* START ENTRIES SHOWN *
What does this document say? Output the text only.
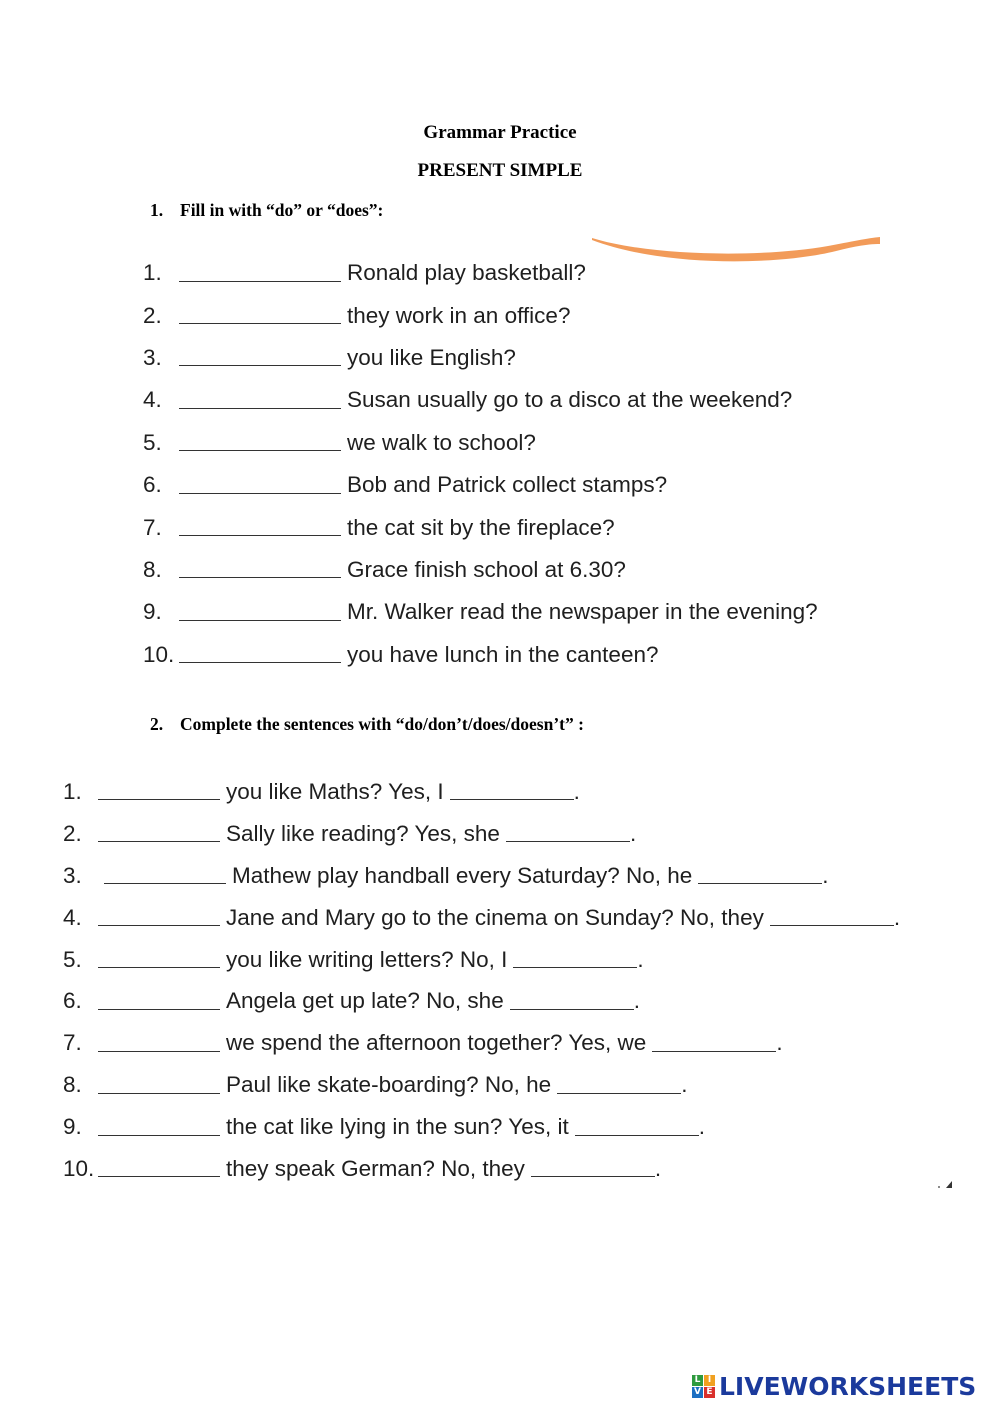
Grammar Practice
PRESENT SIMPLE
1. Fill in with “do” or “does”:
1.	Ronald play basketball?
2.	they work in an office?
3.	you like English?
4.	Susan usually go to a disco at the weekend?
5.	we walk to school?
6.	Bob and Patrick collect stamps?
7.	the cat sit by the fireplace?
8.	Grace finish school at 6.30?
9.	Mr. Walker read the newspaper in the evening?
10.	you have lunch in the canteen?
2. Complete the sentences with “do/don’t/does/doesn’t” :
1.	you like Maths? Yes, I	.
2.	Sally like reading? Yes, she	.
3.	Mathew play handball every Saturday? No, he	.
4.	Jane and Mary go to the cinema on Sunday? No, they	.
5.	you like writing letters? No, I	.
6.	Angela get up late? No, she	.
7.	we spend the afternoon together? Yes, we	.
8.	Paul like skate-boarding? No, he	.
9.	the cat like lying in the sun? Yes, it	.
10.	they speak German? No, they	.
L I
V E LIVEWORKSHEETS
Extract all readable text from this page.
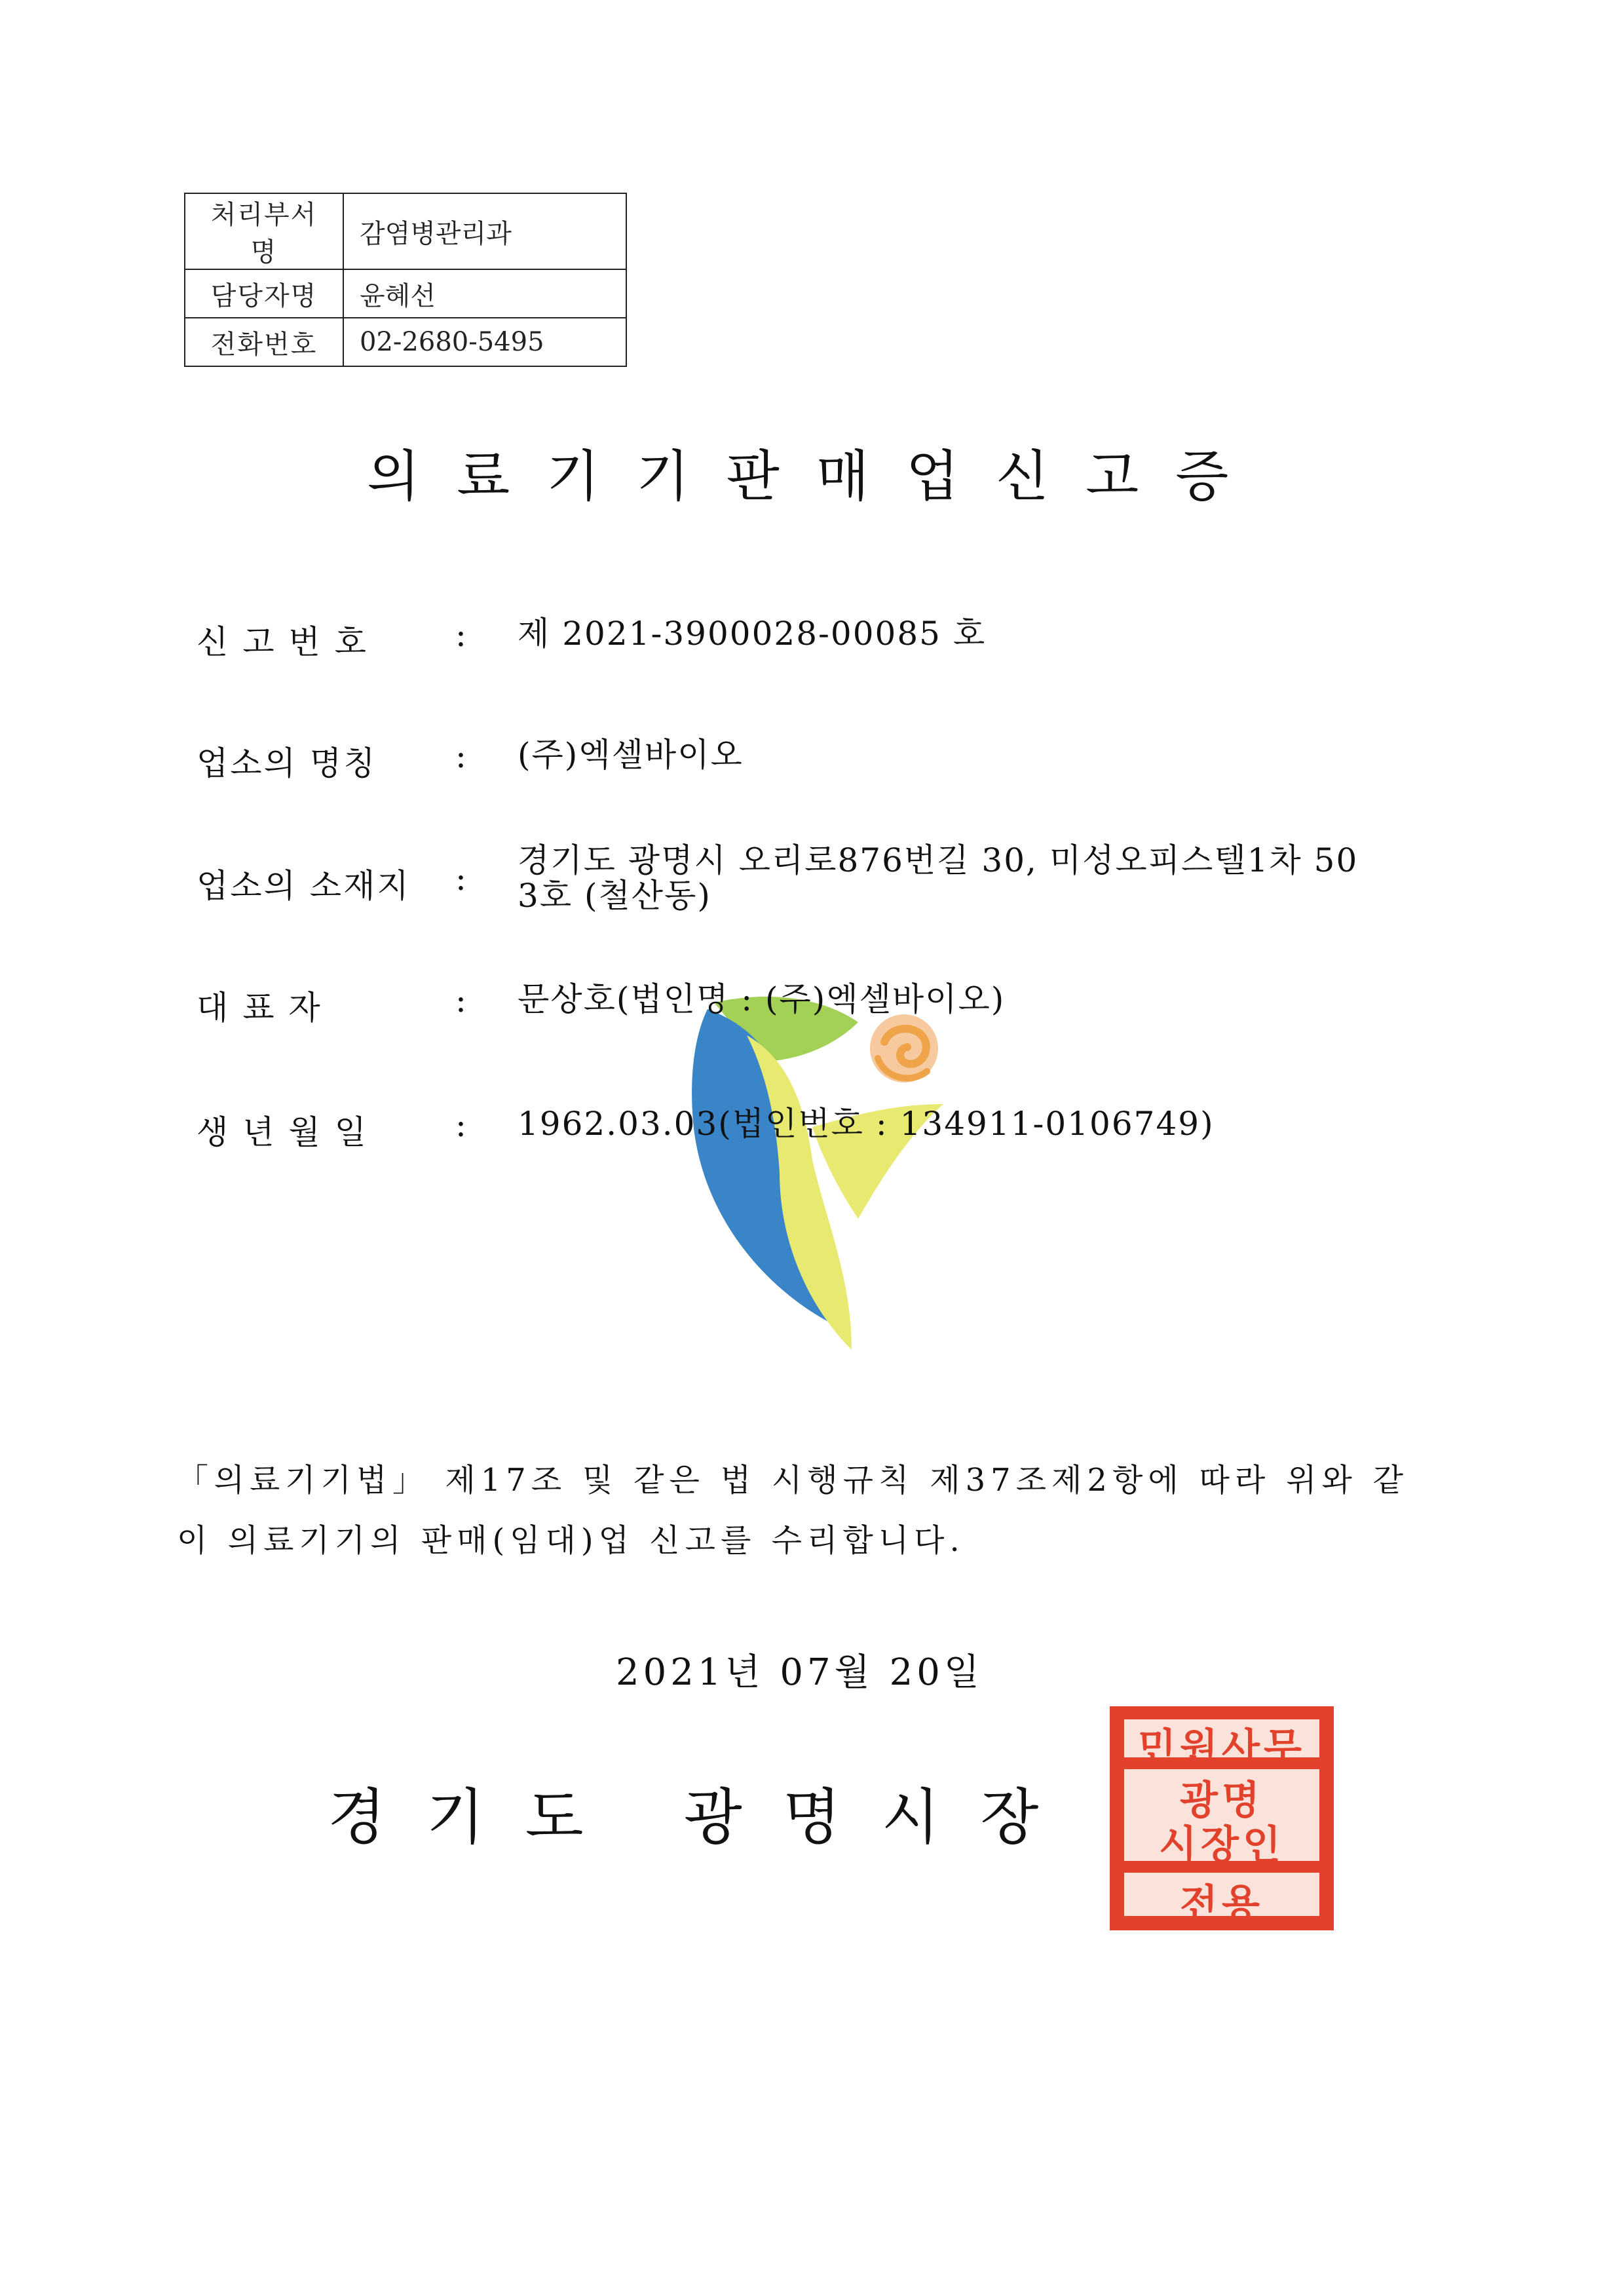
처리부서명	감염병관리과
담당자명	윤혜선
전화번호	02-2680-5495
의료기기판매업신고증
신 고 번 호	: 제 2021-3900028-00085 호
업소의 명칭	: (주)엑셀바이오
업소의 소재지 : 경기도 광명시 오리로876번길 30, 미성오피스텔1차 50
3호 (철산동)
대 표 자	: 문상호(법인명 : (주)엑셀바이오)
생 년 월 일	: 1962.03.03(법인번호 : 134911-0106749)

「의료기기법」 제17조 및 같은 법 시행규칙 제37조제2항에 따라 위와 같이 의료기기의 판매(임대)업 신고를 수리합니다.

2021년 07월 20일
경기도 광명시장
민원사무
광명
시장인
전용
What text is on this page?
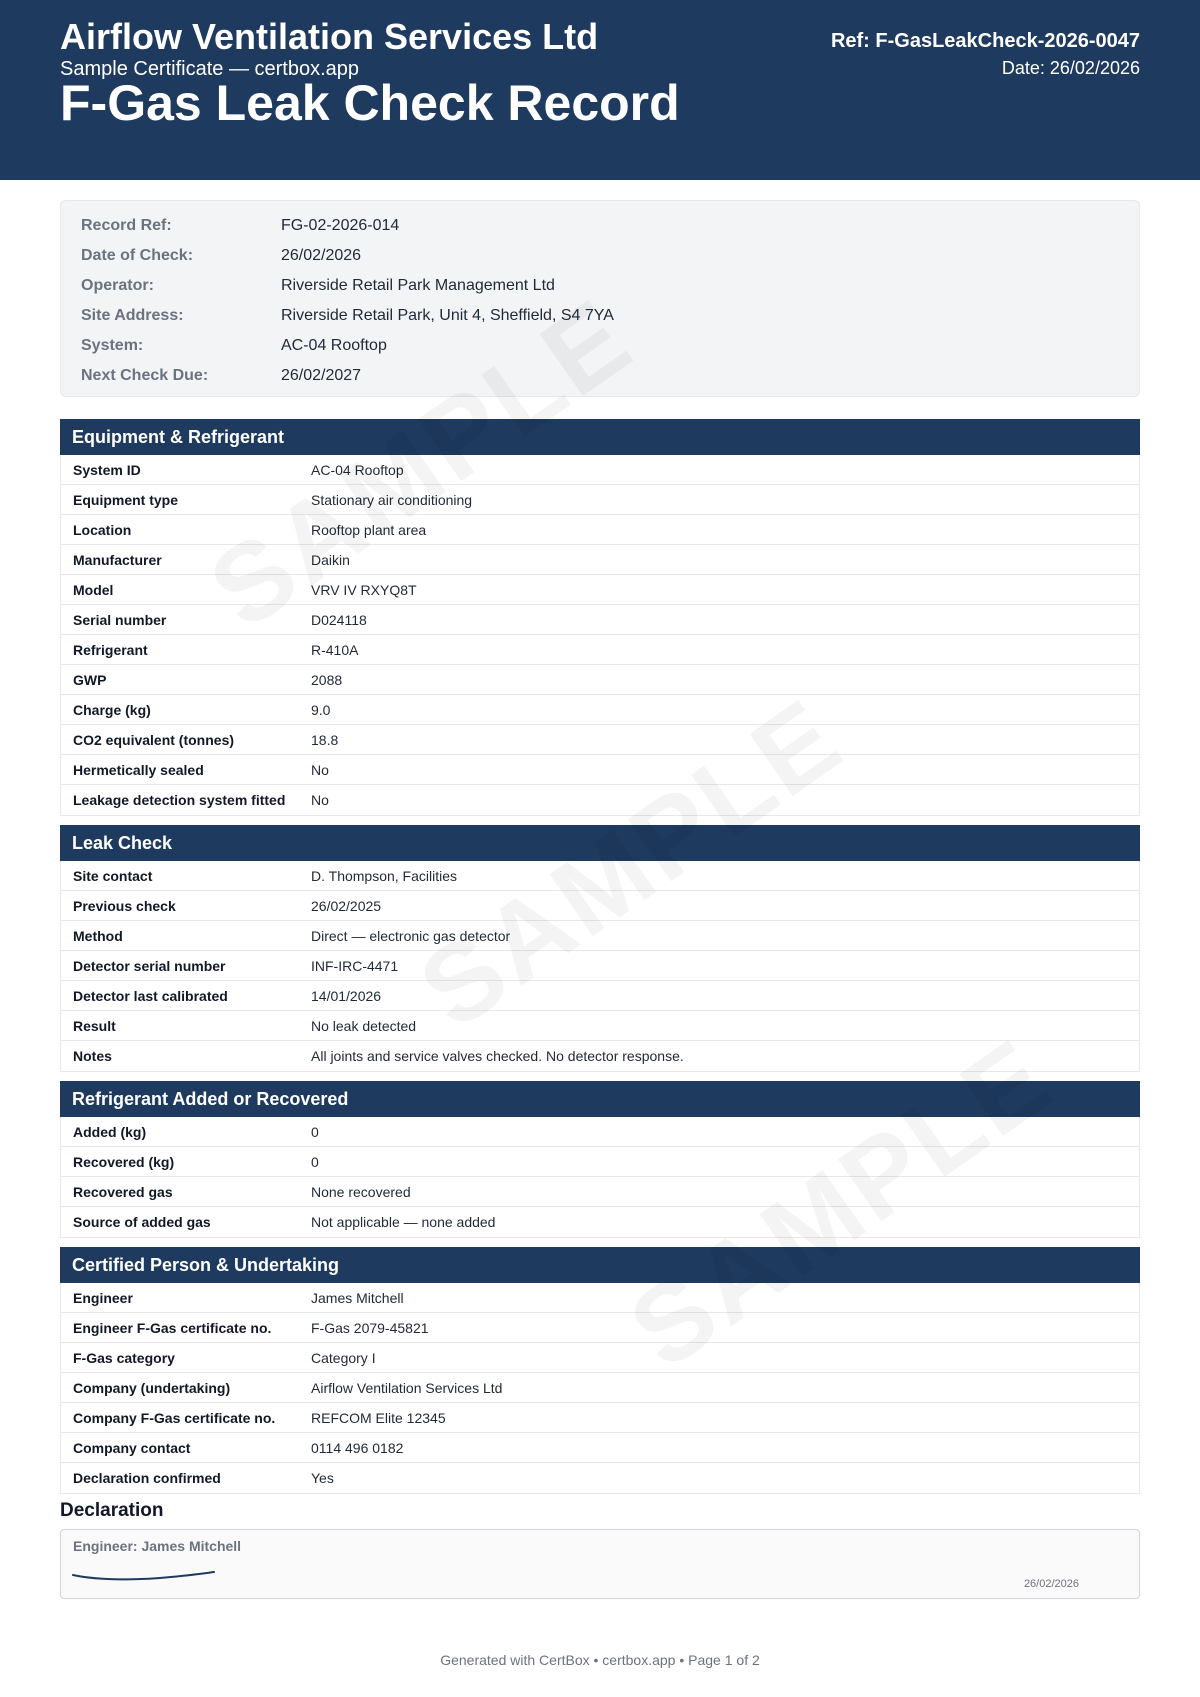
Airflow Ventilation Services Ltd
Sample Certificate — certbox.app
F-Gas Leak Check Record
Ref: F-GasLeakCheck-2026-0047
Date: 26/02/2026
Record Ref:	FG-02-2026-014
Date of Check:	26/02/2026
Operator:	Riverside Retail Park Management Ltd
Site Address:	Riverside Retail Park, Unit 4, Sheffield, S4 7YA
System:	AC-04 Rooftop
Next Check Due:	26/02/2027
Equipment & Refrigerant
System ID	AC-04 Rooftop
Equipment type	Stationary air conditioning
Location	Rooftop plant area
Manufacturer	Daikin
Model	VRV IV RXYQ8T
Serial number	D024118
Refrigerant	R-410A
GWP	2088
Charge (kg)	9.0
CO2 equivalent (tonnes)	18.8
Hermetically sealed	No
Leakage detection system fitted	No
Leak Check
Site contact	D. Thompson, Facilities
Previous check	26/02/2025
Method	Direct — electronic gas detector
Detector serial number	INF-IRC-4471
Detector last calibrated	14/01/2026
Result	No leak detected
Notes	All joints and service valves checked. No detector response.
Refrigerant Added or Recovered
Added (kg)	0
Recovered (kg)	0
Recovered gas	None recovered
Source of added gas	Not applicable — none added
Certified Person & Undertaking
Engineer	James Mitchell
Engineer F-Gas certificate no.	F-Gas 2079-45821
F-Gas category	Category I
Company (undertaking)	Airflow Ventilation Services Ltd
Company F-Gas certificate no.	REFCOM Elite 12345
Company contact	0114 496 0182
Declaration confirmed	Yes
Declaration
Engineer: James Mitchell
26/02/2026
Generated with CertBox • certbox.app • Page 1 of 2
* END ENTRIES SHOWN *
- STATED TASK
Without the pictures, reproduce every line of the records above exactly.

- OUTPUT
What does this document say? Output the text only.
Grammar Practice
PRESENT SIMPLE
1. Fill in with “do” or “does”:
1.	Ronald play basketball?
2.	they work in an office?
3.	you like English?
4.	Susan usually go to a disco at the weekend?
5.	we walk to school?
6.	Bob and Patrick collect stamps?
7.	the cat sit by the fireplace?
8.	Grace finish school at 6.30?
9.	Mr. Walker read the newspaper in the evening?
10.	you have lunch in the canteen?
2. Complete the sentences with “do/don’t/does/doesn’t” :
1.	you like Maths? Yes, I	.
2.	Sally like reading? Yes, she	.
3.	Mathew play handball every Saturday? No, he	.
4.	Jane and Mary go to the cinema on Sunday? No, they	.
5.	you like writing letters? No, I	.
6.	Angela get up late? No, she	.
7.	we spend the afternoon together? Yes, we	.
8.	Paul like skate-boarding? No, he	.
9.	the cat like lying in the sun? Yes, it	.
10.	they speak German? No, they	.
L I
V E LIVEWORKSHEETS
Extract all readable text from this page.
처리부서명	감염병관리과
담당자명	윤혜선
전화번호	02-2680-5495
의료기기판매업신고증
신 고 번 호	: 제 2021-3900028-00085 호
업소의 명칭	: (주)엑셀바이오
업소의 소재지 : 경기도 광명시 오리로876번길 30, 미성오피스텔1차 50
3호 (철산동)
대 표 자	: 문상호(법인명 : (주)엑셀바이오)
생 년 월 일	: 1962.03.03(법인번호 : 134911-0106749)

「의료기기법」 제17조 및 같은 법 시행규칙 제37조제2항에 따라 위와 같이 의료기기의 판매(임대)업 신고를 수리합니다.

2021년 07월 20일
경기도 광명시장
민원사무
광명
시장인
전용
What text is on this page?
Airflow Ventilation Services Ltd
Sample Certificate — certbox.app
F-Gas Leak Check Record
Ref: F-GasLeakCheck-2026-0047
Date: 26/02/2026
Record Ref:	FG-02-2026-014
Date of Check:	26/02/2026
Operator:	Riverside Retail Park Management Ltd
Site Address:	Riverside Retail Park, Unit 4, Sheffield, S4 7YA
System:	AC-04 Rooftop
Next Check Due:	26/02/2027
Equipment & Refrigerant
System ID	AC-04 Rooftop
Equipment type	Stationary air conditioning
Location	Rooftop plant area
Manufacturer	Daikin
Model	VRV IV RXYQ8T
Serial number	D024118
Refrigerant	R-410A
GWP	2088
Charge (kg)	9.0
CO2 equivalent (tonnes)	18.8
Hermetically sealed	No
Leakage detection system fitted	No
Leak Check
Site contact	D. Thompson, Facilities
Previous check	26/02/2025
Method	Direct — electronic gas detector
Detector serial number	INF-IRC-4471
Detector last calibrated	14/01/2026
Result	No leak detected
Notes	All joints and service valves checked. No detector response.
Refrigerant Added or Recovered
Added (kg)	0
Recovered (kg)	0
Recovered gas	None recovered
Source of added gas	Not applicable — none added
Certified Person & Undertaking
Engineer	James Mitchell
Engineer F-Gas certificate no.	F-Gas 2079-45821
F-Gas category	Category I
Company (undertaking)	Airflow Ventilation Services Ltd
Company F-Gas certificate no.	REFCOM Elite 12345
Company contact	0114 496 0182
Declaration confirmed	Yes
Declaration
Engineer: James Mitchell
26/02/2026
Generated with CertBox • certbox.app • Page 1 of 2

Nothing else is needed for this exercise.